▸ **EXCERPTED RECORDS**:
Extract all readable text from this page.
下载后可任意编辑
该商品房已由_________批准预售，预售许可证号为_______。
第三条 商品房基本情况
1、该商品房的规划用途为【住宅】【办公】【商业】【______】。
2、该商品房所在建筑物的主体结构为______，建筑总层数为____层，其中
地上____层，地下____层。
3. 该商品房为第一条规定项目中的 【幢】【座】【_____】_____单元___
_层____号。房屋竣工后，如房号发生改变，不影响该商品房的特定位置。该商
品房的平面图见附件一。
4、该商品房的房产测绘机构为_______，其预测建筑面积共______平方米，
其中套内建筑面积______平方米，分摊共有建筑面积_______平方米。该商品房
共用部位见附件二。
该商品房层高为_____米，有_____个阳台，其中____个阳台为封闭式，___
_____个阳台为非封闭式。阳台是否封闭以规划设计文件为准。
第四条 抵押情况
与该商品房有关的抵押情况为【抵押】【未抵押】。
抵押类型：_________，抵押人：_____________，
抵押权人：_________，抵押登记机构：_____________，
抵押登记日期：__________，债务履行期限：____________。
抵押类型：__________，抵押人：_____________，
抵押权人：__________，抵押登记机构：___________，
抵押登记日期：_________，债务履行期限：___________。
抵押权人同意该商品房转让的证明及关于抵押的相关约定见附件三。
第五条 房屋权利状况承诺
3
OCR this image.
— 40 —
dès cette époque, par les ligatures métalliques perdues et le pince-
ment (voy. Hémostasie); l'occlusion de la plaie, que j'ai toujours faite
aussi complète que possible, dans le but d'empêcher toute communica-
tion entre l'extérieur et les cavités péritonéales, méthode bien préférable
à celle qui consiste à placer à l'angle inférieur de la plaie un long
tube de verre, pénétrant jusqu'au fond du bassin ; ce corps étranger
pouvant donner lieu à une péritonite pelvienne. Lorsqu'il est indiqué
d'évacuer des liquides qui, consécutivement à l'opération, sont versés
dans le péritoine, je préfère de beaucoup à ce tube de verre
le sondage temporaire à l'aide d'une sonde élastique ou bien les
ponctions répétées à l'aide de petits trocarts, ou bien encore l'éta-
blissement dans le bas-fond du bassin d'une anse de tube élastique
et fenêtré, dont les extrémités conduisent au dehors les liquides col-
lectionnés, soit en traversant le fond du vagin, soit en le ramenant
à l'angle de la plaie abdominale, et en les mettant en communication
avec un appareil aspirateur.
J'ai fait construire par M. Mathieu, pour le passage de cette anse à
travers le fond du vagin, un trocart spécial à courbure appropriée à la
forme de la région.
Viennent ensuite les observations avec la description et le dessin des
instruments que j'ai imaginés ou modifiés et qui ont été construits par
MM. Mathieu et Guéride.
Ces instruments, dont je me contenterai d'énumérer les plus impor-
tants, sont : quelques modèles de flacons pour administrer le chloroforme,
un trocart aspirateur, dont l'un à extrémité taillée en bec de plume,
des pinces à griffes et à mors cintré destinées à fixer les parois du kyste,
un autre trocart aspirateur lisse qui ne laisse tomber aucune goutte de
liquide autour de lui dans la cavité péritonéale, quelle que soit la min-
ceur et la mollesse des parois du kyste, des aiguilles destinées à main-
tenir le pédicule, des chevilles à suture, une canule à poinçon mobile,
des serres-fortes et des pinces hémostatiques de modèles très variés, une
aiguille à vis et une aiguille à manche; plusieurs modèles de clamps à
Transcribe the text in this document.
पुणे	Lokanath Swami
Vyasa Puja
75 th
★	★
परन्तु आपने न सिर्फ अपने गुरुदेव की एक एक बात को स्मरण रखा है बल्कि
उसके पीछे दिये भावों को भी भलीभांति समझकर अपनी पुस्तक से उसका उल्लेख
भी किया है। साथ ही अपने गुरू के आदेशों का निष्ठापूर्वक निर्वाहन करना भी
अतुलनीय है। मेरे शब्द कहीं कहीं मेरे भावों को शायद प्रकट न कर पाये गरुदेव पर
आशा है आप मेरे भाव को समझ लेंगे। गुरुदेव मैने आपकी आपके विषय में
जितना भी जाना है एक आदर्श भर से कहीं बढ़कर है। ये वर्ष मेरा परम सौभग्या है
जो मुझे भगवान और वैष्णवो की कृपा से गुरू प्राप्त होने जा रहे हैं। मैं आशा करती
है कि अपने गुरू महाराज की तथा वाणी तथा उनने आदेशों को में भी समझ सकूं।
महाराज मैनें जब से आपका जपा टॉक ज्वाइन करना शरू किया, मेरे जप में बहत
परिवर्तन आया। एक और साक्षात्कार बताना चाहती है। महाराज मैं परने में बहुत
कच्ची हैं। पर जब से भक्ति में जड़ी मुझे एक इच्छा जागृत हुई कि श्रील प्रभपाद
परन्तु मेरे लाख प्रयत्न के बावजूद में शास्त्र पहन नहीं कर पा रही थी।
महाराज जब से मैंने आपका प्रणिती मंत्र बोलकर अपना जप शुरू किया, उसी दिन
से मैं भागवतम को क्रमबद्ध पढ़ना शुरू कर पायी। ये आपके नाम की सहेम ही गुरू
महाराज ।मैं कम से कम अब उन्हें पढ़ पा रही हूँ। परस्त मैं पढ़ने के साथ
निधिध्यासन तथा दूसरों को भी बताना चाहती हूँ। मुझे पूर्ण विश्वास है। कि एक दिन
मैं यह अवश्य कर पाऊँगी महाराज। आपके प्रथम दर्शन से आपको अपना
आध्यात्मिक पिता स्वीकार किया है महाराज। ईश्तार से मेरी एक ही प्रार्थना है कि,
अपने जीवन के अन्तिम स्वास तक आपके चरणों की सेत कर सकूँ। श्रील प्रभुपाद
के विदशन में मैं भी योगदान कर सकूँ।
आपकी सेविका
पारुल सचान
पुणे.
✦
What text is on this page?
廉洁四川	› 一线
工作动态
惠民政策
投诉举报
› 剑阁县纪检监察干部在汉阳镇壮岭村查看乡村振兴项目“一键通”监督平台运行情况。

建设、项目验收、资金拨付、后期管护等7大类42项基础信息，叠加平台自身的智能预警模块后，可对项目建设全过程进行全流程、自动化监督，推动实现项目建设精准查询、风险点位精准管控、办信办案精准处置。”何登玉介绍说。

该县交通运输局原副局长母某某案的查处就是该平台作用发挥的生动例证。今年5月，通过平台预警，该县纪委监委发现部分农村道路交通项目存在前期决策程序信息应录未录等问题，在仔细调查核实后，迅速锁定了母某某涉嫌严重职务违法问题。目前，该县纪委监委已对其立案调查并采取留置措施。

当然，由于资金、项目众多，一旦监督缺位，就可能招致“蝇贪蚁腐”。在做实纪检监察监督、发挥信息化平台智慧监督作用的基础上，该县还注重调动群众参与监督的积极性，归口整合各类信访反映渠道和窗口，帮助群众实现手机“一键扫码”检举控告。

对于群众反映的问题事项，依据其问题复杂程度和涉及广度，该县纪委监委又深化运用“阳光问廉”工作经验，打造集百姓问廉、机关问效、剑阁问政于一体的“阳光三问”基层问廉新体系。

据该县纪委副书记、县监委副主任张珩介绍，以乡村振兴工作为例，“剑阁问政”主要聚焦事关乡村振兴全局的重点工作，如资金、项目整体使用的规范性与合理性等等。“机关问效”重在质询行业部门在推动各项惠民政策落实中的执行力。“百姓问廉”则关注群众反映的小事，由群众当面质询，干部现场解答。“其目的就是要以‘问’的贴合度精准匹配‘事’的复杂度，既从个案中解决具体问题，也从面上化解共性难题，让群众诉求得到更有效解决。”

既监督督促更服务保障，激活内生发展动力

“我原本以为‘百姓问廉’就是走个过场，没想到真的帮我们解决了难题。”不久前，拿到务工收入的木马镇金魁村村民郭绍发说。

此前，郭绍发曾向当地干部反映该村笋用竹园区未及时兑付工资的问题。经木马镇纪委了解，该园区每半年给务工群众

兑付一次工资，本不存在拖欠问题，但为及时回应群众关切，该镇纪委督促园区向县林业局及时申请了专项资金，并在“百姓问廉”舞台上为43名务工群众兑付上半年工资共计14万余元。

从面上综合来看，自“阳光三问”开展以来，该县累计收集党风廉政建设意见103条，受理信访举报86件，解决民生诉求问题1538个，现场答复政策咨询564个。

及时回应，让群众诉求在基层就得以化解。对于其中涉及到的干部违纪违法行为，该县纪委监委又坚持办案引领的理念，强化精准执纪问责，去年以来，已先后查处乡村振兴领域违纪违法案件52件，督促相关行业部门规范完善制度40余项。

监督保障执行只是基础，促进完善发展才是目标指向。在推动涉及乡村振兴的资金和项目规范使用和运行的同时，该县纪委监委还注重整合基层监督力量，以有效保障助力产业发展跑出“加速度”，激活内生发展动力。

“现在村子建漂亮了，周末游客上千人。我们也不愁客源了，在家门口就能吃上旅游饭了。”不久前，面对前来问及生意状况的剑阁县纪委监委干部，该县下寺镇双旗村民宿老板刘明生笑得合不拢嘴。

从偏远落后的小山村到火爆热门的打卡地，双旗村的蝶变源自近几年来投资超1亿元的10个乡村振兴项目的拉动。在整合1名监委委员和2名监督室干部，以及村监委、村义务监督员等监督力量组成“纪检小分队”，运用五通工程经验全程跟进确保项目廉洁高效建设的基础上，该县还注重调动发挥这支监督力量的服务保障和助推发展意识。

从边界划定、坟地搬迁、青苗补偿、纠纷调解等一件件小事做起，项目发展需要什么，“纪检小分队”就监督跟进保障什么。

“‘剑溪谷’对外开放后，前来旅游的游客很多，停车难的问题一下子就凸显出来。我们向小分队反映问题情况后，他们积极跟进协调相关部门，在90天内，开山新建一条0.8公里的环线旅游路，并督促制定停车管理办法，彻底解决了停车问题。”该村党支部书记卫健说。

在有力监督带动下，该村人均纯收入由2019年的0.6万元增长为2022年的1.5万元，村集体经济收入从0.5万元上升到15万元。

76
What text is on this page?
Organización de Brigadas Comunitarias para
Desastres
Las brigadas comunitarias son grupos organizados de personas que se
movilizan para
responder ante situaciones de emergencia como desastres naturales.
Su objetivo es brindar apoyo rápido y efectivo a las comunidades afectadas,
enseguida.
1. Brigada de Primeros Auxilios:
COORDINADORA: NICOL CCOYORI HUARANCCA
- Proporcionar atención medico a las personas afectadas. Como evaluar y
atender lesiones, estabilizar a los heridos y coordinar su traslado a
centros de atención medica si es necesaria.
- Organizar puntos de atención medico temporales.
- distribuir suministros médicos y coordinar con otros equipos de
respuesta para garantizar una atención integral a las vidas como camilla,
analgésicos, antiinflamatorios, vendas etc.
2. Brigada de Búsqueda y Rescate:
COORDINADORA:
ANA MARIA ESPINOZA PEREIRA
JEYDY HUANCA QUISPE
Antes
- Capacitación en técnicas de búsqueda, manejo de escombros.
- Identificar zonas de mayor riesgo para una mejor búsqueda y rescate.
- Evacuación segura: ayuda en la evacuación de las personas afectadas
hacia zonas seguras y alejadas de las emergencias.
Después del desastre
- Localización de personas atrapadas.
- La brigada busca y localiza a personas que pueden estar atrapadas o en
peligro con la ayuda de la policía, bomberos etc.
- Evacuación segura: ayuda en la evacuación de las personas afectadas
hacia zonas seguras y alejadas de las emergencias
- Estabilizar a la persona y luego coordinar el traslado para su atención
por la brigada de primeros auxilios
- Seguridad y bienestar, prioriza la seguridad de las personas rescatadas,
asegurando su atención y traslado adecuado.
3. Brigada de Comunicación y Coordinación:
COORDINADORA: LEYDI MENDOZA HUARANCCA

▸ **EXERCISE AIM**:
Extract all lines of the records above that include "medico".

▸ **IN RESPONSE**:
- Proporcionar atención medico a las personas afectadas. Como evaluar y
- Organizar puntos de atención medico temporales.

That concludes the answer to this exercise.